# Start of Information provided
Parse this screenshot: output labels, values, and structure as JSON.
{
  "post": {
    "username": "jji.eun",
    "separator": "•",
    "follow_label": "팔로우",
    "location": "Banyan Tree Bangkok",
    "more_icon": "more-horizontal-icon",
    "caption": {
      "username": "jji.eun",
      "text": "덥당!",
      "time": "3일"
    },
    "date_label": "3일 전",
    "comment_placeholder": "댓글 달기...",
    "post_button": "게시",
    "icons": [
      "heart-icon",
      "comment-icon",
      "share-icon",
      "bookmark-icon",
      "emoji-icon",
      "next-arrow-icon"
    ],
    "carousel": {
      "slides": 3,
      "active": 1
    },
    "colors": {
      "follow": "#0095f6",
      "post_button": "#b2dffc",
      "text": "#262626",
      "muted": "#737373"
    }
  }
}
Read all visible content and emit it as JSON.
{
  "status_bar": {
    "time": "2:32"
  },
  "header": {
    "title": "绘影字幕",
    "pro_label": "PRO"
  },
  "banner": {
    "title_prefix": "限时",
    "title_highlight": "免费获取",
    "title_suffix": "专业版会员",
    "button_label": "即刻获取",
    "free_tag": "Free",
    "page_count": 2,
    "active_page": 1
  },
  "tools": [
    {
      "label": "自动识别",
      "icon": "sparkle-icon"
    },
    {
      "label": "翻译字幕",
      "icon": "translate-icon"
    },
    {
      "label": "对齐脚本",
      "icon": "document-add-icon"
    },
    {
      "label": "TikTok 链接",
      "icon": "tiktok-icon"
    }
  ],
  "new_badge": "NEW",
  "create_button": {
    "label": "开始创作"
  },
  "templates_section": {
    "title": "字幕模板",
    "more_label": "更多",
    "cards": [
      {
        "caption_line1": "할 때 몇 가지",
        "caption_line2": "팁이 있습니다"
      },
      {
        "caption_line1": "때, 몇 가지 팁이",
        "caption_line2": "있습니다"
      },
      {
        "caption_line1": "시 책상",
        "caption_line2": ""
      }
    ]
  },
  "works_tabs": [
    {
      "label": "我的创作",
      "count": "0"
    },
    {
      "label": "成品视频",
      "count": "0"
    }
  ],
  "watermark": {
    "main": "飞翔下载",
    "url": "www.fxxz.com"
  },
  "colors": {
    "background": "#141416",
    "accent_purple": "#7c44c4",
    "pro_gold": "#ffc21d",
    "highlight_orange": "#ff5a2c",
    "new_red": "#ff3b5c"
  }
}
# End of Information provided
# Start of Information provided
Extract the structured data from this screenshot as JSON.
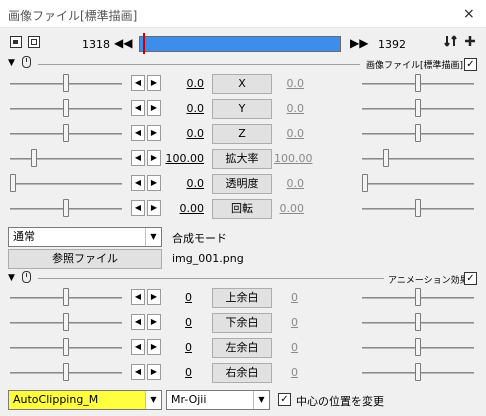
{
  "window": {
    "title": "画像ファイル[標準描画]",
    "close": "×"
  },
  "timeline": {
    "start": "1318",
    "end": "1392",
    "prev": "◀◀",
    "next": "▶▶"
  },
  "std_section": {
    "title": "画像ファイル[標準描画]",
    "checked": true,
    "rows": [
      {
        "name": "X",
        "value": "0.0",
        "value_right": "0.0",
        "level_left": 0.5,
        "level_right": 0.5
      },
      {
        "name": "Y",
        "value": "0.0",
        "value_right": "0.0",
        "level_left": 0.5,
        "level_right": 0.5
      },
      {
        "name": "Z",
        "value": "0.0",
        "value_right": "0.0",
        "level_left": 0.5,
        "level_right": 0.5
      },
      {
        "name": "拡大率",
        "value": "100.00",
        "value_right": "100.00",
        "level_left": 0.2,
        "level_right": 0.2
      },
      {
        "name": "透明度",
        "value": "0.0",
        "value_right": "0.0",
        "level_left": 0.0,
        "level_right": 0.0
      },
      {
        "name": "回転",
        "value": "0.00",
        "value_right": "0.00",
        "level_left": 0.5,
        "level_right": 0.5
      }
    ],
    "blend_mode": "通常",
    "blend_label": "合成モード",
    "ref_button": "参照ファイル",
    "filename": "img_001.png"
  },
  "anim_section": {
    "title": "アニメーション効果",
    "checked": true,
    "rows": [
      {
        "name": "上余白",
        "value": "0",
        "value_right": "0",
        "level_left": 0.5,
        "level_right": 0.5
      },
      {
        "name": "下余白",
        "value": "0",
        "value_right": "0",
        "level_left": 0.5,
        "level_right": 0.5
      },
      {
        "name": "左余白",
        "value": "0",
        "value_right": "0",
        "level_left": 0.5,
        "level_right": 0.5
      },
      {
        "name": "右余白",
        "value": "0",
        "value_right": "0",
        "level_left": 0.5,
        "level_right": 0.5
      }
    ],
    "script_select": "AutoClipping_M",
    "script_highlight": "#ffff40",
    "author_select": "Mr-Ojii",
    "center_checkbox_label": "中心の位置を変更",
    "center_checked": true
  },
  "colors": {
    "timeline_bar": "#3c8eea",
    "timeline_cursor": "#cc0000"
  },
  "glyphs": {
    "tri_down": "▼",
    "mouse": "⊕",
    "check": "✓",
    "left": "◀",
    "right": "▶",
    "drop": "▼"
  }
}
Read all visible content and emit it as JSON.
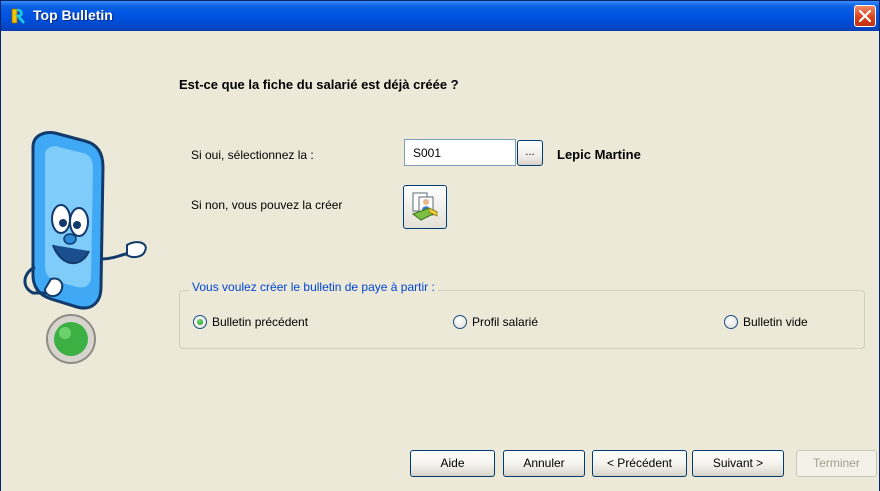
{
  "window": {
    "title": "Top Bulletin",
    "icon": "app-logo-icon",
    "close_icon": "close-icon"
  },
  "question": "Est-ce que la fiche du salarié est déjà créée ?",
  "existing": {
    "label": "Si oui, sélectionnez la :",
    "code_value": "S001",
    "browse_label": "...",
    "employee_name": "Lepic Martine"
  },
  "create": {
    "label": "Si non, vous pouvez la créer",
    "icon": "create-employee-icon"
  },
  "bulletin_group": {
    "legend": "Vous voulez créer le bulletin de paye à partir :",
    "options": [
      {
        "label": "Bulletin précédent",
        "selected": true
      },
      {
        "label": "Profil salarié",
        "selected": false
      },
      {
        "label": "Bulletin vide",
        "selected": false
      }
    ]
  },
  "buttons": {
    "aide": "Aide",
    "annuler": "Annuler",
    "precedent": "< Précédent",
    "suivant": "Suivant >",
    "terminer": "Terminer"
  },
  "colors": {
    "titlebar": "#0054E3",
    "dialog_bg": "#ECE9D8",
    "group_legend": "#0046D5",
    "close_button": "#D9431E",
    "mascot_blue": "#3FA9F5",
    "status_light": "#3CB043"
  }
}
# End of Information provided
Copy all lines of the listing above that contain the string "screenshot".

Parse this screenshot: output labels, values, and structure as JSON.
Extract the structured data from this screenshot as JSON.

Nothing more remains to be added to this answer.